***** RECORDED DATA *****
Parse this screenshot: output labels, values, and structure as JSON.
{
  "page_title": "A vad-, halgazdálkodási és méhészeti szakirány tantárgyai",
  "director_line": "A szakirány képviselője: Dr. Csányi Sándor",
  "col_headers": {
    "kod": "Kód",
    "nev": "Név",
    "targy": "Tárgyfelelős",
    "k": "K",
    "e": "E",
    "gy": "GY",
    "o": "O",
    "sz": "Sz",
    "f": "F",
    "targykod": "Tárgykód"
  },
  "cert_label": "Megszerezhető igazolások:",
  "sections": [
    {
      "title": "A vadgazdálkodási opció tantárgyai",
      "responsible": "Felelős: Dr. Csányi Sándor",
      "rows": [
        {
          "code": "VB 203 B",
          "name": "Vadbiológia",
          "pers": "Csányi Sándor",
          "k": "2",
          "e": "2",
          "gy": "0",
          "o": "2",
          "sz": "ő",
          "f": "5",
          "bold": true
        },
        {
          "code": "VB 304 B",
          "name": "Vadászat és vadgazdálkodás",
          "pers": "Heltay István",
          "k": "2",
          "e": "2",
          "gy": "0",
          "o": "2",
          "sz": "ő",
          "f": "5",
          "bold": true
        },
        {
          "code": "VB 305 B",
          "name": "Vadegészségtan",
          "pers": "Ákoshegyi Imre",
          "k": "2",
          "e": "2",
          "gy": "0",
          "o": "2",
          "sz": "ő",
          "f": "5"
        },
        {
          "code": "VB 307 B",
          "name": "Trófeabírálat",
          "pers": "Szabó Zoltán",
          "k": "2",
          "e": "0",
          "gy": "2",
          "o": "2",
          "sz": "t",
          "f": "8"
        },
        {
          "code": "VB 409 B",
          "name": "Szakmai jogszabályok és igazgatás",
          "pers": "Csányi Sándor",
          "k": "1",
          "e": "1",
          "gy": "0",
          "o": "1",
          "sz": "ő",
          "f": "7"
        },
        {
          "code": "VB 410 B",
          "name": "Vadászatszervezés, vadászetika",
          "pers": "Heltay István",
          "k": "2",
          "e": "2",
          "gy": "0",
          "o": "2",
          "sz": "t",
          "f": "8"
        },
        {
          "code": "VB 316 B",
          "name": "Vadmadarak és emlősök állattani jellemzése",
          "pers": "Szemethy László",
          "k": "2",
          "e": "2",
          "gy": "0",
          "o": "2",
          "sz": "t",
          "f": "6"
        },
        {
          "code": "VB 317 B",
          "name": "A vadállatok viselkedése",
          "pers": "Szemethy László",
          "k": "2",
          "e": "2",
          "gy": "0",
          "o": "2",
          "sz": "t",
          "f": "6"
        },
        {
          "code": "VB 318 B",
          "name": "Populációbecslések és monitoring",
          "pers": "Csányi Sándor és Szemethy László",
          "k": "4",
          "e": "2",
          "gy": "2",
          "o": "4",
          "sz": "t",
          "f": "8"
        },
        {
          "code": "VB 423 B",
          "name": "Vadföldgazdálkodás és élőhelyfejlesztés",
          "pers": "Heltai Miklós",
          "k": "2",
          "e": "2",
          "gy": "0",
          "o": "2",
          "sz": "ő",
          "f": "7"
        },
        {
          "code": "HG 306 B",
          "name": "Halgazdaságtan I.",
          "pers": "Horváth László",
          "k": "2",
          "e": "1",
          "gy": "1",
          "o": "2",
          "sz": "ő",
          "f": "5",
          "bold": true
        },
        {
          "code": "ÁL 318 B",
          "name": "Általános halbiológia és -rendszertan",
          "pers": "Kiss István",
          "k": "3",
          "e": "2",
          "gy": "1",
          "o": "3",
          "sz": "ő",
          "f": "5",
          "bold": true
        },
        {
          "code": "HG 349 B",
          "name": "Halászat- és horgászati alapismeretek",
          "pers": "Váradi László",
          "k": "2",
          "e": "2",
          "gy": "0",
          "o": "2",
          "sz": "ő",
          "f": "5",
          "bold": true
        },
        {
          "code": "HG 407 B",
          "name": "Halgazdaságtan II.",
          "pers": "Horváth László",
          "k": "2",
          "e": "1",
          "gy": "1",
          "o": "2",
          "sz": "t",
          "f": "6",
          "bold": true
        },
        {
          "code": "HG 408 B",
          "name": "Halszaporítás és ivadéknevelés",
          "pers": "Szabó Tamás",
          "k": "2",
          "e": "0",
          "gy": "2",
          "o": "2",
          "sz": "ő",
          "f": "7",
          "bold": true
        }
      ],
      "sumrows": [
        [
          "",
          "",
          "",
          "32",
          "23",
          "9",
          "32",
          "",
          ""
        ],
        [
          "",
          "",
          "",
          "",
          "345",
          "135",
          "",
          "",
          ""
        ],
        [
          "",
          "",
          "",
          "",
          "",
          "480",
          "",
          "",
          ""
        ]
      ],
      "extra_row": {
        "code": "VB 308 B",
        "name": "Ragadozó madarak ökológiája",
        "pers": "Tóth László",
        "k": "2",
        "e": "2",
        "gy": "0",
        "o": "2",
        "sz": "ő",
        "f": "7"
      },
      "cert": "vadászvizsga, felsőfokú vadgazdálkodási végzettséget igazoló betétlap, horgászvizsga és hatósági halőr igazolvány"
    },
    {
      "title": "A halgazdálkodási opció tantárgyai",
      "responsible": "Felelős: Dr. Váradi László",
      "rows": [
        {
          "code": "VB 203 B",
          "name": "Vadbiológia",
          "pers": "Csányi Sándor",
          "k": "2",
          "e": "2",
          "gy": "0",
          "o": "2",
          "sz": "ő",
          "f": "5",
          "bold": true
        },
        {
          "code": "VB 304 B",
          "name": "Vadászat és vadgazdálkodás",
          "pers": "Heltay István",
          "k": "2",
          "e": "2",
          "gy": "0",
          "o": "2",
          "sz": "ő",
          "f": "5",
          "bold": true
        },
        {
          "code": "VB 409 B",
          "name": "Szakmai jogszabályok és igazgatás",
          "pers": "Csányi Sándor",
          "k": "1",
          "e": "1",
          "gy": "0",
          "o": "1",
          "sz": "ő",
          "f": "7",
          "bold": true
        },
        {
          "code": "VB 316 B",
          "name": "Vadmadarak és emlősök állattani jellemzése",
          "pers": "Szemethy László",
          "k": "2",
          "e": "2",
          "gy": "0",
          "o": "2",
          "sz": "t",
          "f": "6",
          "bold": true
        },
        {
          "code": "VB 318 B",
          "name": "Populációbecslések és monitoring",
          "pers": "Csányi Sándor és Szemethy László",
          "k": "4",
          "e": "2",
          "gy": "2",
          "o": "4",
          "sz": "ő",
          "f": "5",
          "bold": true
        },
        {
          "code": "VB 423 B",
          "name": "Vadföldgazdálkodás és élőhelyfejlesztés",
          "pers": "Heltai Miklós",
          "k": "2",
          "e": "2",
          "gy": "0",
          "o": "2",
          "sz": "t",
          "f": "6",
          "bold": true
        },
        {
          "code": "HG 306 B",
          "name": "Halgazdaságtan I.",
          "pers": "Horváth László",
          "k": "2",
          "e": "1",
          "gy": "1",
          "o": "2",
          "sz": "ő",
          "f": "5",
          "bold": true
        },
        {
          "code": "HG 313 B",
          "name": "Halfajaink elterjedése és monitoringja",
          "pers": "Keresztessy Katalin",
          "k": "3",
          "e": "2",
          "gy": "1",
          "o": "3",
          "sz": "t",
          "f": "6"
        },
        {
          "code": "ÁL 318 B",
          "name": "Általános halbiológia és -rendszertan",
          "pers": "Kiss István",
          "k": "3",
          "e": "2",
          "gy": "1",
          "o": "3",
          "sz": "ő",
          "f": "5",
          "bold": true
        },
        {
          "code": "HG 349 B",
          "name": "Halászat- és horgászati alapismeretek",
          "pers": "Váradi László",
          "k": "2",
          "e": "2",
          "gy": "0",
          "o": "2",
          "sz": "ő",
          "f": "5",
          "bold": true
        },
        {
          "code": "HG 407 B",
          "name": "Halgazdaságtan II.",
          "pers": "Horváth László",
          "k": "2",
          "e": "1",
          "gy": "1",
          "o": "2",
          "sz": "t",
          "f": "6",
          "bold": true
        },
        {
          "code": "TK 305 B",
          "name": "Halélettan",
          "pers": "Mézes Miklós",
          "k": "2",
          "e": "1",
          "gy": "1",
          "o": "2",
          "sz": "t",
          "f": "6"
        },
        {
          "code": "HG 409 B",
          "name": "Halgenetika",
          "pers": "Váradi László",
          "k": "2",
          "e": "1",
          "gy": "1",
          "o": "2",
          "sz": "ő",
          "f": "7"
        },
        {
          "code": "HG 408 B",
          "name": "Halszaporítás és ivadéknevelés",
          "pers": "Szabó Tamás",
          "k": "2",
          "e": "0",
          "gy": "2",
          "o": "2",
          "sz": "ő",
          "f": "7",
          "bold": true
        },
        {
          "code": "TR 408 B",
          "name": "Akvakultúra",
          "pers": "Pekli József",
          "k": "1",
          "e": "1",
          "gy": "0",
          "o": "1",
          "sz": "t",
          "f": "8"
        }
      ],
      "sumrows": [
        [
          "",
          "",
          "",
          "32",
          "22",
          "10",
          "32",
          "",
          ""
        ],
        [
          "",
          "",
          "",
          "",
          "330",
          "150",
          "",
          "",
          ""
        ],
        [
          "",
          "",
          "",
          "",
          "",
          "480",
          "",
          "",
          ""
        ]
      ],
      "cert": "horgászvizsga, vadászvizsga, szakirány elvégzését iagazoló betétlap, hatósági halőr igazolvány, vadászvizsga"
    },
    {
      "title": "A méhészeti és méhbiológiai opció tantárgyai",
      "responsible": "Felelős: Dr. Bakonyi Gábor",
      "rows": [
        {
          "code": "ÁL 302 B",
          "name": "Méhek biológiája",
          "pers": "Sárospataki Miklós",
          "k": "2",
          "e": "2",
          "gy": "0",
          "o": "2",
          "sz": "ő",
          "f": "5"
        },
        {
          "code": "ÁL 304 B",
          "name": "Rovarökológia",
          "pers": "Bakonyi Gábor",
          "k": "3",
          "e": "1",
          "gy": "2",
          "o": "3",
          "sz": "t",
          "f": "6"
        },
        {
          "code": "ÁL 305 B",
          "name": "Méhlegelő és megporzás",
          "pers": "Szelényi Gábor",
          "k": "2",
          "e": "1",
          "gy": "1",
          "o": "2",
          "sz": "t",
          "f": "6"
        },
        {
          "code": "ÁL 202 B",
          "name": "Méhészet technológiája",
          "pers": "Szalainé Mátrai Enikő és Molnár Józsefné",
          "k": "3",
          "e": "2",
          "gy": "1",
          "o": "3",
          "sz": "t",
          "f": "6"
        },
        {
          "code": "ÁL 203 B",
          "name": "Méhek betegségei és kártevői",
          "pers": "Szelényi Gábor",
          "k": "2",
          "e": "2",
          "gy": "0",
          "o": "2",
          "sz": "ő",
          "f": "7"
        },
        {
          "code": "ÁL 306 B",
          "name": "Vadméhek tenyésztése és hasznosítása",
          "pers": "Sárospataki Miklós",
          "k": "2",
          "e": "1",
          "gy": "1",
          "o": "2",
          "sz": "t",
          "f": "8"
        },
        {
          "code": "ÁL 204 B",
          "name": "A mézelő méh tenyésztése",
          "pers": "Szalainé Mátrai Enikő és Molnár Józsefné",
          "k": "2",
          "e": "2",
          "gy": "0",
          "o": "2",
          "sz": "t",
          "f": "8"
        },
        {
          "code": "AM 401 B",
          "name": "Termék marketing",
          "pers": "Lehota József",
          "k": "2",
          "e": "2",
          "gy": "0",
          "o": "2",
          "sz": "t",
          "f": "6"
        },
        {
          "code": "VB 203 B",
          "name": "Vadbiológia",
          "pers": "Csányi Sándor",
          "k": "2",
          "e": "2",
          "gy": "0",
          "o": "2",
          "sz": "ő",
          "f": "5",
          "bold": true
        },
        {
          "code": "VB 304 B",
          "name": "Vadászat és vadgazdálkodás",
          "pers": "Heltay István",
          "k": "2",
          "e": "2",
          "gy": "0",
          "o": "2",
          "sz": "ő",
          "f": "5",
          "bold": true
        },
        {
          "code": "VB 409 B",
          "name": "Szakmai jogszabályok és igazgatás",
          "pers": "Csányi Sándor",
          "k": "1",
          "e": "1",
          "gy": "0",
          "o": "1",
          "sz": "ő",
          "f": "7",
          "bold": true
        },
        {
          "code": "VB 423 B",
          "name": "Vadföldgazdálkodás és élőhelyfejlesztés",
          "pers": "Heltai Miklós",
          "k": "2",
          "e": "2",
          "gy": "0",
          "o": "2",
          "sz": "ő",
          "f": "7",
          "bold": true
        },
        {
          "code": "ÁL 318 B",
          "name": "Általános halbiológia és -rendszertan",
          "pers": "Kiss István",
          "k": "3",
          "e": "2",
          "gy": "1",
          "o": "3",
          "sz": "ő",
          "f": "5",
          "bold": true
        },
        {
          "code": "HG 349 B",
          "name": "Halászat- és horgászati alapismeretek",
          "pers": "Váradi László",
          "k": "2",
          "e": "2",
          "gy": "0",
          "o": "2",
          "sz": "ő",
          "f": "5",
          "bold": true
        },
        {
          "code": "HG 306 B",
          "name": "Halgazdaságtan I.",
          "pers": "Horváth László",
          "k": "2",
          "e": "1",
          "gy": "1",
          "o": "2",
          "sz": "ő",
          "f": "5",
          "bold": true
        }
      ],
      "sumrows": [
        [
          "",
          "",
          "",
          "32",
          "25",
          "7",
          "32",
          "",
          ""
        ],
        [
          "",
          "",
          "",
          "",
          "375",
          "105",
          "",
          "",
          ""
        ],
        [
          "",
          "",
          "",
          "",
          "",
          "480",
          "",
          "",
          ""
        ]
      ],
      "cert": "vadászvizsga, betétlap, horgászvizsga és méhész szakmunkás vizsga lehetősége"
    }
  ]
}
*****
STATED EXERCISE: Pick out each line containing the string "Gábor" and copy it.

FULL SOLUTION:
      "responsible": "Felelős: Dr. Bakonyi Gábor",
          "pers": "Bakonyi Gábor",
          "pers": "Szelényi Gábor",
          "pers": "Szelényi Gábor",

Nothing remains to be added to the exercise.